▶ Set task:
Wherever the word "VACUUM" appears in a line, copy that line.

▶ Given data:
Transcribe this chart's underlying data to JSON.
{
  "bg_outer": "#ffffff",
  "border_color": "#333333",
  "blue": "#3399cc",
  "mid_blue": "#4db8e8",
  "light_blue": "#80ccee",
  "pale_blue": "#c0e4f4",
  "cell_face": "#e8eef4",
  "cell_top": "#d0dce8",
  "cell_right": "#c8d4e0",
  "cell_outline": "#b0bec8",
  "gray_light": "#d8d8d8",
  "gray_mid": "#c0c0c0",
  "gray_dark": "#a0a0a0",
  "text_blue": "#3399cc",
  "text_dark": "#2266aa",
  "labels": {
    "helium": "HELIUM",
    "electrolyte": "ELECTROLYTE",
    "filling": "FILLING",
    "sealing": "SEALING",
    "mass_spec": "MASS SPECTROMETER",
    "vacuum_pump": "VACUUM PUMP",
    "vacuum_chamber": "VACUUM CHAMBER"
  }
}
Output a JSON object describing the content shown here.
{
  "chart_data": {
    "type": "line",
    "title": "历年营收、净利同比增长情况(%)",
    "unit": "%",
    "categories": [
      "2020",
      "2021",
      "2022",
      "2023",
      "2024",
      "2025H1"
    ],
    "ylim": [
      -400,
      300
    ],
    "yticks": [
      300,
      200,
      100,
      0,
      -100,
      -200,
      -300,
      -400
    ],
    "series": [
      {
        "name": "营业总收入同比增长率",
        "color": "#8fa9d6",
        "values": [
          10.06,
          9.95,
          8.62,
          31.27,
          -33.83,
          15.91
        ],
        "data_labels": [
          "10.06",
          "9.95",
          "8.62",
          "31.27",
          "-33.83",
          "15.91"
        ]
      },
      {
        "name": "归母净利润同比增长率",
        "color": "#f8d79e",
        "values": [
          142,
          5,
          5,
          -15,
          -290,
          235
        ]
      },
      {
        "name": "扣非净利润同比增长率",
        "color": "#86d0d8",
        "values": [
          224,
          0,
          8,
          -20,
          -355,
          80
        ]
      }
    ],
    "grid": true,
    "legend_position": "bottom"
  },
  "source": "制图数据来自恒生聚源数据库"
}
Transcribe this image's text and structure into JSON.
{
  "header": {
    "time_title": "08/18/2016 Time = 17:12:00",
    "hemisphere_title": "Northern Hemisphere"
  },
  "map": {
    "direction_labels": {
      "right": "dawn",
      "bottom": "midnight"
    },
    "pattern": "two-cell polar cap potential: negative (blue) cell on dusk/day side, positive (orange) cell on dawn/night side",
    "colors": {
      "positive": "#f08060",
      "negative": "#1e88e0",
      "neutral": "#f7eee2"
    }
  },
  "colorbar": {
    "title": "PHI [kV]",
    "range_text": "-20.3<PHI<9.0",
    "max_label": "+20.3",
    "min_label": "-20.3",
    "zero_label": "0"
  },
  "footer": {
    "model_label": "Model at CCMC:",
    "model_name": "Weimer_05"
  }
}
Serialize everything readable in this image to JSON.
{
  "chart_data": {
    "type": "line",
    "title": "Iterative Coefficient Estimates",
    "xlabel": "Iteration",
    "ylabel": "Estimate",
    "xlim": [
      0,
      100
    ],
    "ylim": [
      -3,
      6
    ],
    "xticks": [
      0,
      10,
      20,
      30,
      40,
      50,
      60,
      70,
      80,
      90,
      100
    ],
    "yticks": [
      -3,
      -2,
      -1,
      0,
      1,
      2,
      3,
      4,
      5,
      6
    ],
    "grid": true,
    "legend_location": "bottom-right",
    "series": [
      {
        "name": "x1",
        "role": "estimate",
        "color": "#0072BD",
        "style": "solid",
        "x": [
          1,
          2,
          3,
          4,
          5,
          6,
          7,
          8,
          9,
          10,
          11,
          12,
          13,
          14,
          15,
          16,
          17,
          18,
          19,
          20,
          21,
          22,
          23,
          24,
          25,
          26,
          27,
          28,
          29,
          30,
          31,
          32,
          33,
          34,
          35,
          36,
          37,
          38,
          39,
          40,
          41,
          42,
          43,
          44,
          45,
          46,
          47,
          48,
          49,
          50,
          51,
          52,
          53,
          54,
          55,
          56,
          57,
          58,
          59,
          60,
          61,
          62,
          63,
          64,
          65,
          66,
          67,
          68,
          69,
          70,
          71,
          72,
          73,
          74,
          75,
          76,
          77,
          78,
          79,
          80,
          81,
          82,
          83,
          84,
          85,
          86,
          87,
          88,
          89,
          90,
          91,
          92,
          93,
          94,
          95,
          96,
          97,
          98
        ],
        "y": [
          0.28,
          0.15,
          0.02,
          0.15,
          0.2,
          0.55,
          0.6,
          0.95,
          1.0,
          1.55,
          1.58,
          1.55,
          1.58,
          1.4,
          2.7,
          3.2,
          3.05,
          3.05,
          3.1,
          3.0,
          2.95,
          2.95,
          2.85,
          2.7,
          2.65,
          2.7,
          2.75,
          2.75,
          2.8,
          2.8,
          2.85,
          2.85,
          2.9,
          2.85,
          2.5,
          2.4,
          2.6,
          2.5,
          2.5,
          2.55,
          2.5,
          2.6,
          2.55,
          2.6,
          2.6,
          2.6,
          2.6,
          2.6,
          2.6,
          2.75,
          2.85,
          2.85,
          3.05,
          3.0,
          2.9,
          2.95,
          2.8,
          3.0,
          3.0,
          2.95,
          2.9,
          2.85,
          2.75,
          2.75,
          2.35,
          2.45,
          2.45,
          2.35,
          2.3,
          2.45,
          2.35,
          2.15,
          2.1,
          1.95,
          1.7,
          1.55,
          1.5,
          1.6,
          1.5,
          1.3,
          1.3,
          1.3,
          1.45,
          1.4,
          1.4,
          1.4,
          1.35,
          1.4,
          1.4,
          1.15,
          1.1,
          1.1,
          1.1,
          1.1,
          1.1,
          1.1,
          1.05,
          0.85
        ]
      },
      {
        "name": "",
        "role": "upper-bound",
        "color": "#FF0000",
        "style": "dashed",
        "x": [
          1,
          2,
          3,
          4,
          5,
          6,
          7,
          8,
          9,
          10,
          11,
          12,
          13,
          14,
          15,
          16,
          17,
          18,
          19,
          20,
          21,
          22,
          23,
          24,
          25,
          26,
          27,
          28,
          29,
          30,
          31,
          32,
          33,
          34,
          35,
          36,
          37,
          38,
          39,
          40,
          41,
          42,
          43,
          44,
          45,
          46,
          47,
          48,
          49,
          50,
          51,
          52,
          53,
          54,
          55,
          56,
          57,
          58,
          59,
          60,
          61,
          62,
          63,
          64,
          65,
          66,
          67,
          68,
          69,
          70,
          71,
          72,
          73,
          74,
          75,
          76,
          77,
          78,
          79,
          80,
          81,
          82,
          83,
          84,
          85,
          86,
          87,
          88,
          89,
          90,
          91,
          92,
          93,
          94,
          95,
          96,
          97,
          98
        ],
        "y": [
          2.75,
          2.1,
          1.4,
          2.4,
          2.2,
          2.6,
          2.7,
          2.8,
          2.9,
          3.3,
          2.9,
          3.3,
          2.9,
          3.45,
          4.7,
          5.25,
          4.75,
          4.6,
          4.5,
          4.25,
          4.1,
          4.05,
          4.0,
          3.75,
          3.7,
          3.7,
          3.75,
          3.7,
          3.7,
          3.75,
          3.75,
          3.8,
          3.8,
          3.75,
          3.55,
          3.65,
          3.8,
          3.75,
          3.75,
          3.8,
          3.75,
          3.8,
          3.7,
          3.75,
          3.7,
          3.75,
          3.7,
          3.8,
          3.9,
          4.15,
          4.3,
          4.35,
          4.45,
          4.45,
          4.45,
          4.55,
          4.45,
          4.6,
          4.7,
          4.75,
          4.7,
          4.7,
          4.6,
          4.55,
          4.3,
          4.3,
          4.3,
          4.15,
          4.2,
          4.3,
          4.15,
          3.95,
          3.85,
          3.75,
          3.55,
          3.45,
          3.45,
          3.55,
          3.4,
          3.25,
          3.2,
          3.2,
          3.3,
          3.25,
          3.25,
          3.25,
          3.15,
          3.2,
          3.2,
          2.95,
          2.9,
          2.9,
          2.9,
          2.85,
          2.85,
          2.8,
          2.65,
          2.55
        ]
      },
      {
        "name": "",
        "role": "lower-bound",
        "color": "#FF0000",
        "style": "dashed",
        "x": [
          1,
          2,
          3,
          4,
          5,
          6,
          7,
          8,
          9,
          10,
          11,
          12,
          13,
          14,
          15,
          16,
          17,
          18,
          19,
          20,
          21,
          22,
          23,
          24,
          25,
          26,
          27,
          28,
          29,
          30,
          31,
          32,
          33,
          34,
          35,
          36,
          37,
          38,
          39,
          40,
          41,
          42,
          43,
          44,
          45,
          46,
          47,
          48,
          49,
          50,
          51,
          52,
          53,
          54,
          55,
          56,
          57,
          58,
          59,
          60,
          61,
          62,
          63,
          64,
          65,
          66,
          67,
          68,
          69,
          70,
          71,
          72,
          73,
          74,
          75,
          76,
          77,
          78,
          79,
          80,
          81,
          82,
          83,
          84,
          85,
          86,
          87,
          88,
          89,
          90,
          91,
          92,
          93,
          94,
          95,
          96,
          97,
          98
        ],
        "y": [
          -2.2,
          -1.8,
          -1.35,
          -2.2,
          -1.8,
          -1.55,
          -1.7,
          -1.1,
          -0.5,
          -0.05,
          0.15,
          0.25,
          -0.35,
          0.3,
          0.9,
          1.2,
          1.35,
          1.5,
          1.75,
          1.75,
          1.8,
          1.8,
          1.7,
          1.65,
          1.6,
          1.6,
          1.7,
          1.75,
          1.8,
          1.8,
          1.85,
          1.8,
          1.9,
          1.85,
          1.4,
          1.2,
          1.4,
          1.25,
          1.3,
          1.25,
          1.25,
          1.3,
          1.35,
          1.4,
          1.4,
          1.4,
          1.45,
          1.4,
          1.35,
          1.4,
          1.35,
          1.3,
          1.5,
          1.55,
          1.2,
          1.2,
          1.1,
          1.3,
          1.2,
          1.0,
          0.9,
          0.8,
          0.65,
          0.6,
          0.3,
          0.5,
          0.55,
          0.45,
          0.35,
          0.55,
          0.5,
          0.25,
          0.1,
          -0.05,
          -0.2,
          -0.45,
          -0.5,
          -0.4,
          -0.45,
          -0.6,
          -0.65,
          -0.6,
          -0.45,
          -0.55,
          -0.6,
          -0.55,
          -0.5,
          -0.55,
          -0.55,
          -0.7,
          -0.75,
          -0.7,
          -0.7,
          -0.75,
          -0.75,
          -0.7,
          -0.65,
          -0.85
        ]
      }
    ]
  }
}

▶ Task response:
    "vacuum_pump": "VACUUM PUMP",
    "vacuum_chamber": "VACUUM CHAMBER"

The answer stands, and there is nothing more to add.